*EXTRACT TO READ:*
I have huge respect for the NHS blogger Roy Lilley and follow his blogs avidly, almost the only one I read every time it is published. He is extremely influential, by virtue of his enormous readership, and rightly so. In recent weeks, he has been asking rhetorically how the NHS needs to change.
This is an important question. There have been a string of high-level NHS reports saying non-specifically that the NHS has to change, and warning of imminent system breakdown, but there are precious few answers to the question: how? Few of them dare do more than tweak.
Even so, the recent CQC report into the hospital at Whipp's Cross is embarrassingly familiar and it does crystallise the problem - inadequate staffing, food put out of reach of elderly patients, not enough care or consideration. There is a problem out there, and although it isn't exactly clear why the NHS is facing a crisis now - its funding is ring-fenced after all - something is going on.
Partly the situation is politically confusing. There are elements where the last government is clearly to blame (the failures of the CQC and the PFI debt crisis) and there are elements where clearly it is the fault of the coalition (benefit changes, or fears of benefit changes, which emerge as extra demand on primary care and A&E). There is too much positioning, not enough prescription.
So I've been asking myself what I would do, and - since my family tells me that my blog is too filled with middle-aged complaints - I thought I would share the ten-point Boyle plan:
1. Consolidate the ruinous PFI loans: they are the looming public sector debt crisis, five years after the private sector debt crisis, and they need to be dealt with the same way - taken off the books of the trusts and put into a special financial vehicle designed to re-negotiate them and remove them. They may otherwise cost over £300bn, a huge drain on services.
2. Abolish the centralised inspection system: Roy Lilley is absolutely right that the CQC must go and its duties be handed to local Clinical Commissioning Groups. Monitor is still required: it needs to take charge of failing trusts.
3. Share the work with patients: the time has come for major investment in people-powered health and co-production, which Nesta believes will save at least £4.4bn and maybe considerably more. It is extraordinary that this is happening so little.

*AVAILABLE DATA:*
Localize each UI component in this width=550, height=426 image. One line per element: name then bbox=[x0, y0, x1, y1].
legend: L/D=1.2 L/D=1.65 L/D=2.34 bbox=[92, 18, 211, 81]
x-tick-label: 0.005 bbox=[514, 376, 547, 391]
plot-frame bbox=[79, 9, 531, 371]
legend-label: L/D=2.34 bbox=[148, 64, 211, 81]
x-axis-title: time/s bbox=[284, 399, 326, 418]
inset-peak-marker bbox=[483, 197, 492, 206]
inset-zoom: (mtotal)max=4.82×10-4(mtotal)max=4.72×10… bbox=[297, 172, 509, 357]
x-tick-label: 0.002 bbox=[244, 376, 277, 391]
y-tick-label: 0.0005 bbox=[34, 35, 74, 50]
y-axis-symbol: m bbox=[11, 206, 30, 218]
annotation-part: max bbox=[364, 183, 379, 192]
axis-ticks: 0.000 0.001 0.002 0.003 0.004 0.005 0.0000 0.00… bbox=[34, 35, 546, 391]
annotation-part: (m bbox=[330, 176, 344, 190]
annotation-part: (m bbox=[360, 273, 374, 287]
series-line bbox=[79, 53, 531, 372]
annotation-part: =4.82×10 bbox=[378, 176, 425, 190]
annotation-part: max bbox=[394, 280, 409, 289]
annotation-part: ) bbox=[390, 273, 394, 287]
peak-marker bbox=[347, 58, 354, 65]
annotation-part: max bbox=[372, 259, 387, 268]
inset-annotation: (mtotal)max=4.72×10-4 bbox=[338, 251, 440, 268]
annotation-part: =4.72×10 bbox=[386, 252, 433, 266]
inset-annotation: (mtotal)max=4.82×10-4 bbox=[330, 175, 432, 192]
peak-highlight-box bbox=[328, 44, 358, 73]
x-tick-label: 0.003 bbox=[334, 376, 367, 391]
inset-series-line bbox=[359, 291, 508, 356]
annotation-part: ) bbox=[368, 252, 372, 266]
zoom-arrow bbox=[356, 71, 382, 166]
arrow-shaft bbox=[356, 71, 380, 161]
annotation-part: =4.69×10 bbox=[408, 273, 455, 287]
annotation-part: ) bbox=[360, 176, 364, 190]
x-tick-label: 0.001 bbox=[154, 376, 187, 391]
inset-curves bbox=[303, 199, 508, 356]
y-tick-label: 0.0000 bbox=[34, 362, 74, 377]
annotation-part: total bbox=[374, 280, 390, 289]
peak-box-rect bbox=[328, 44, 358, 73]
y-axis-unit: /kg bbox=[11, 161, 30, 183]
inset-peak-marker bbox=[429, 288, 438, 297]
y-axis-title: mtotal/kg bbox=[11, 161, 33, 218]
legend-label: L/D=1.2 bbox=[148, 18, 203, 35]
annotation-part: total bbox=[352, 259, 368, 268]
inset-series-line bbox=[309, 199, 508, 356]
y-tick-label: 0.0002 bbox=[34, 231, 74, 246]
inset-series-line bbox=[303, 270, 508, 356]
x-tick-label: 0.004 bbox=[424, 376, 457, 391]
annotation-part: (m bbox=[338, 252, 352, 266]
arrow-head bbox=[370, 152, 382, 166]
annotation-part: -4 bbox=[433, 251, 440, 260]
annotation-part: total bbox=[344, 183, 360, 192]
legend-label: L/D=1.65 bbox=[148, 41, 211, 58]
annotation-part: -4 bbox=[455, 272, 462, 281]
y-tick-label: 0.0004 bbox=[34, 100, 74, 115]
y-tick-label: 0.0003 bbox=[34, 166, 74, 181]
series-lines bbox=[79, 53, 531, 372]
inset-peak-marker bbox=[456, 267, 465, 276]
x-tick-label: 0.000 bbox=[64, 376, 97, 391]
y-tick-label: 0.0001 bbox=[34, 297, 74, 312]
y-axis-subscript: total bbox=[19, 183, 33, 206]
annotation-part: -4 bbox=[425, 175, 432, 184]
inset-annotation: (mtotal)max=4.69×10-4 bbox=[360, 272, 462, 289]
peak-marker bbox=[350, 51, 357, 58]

*EXERCISE GOAL:* Output the exact text of the NHS blog post, from "Even so, the" to "not enough prescription.".

*YOUR SOLUTION:*
Even so, the recent CQC report into the hospital at Whipp's Cross is embarrassingly familiar and it does crystallise the problem - inadequate staffing, food put out of reach of elderly patients, not enough care or consideration. There is a problem out there, and although it isn't exactly clear why the NHS is facing a crisis now - its funding is ring-fenced after all - something is going on.
Partly the situation is politically confusing. There are elements where the last government is clearly to blame (the failures of the CQC and the PFI debt crisis) and there are elements where clearly it is the fault of the coalition (benefit changes, or fears of benefit changes, which emerge as extra demand on primary care and A&E). There is too much positioning, not enough prescription.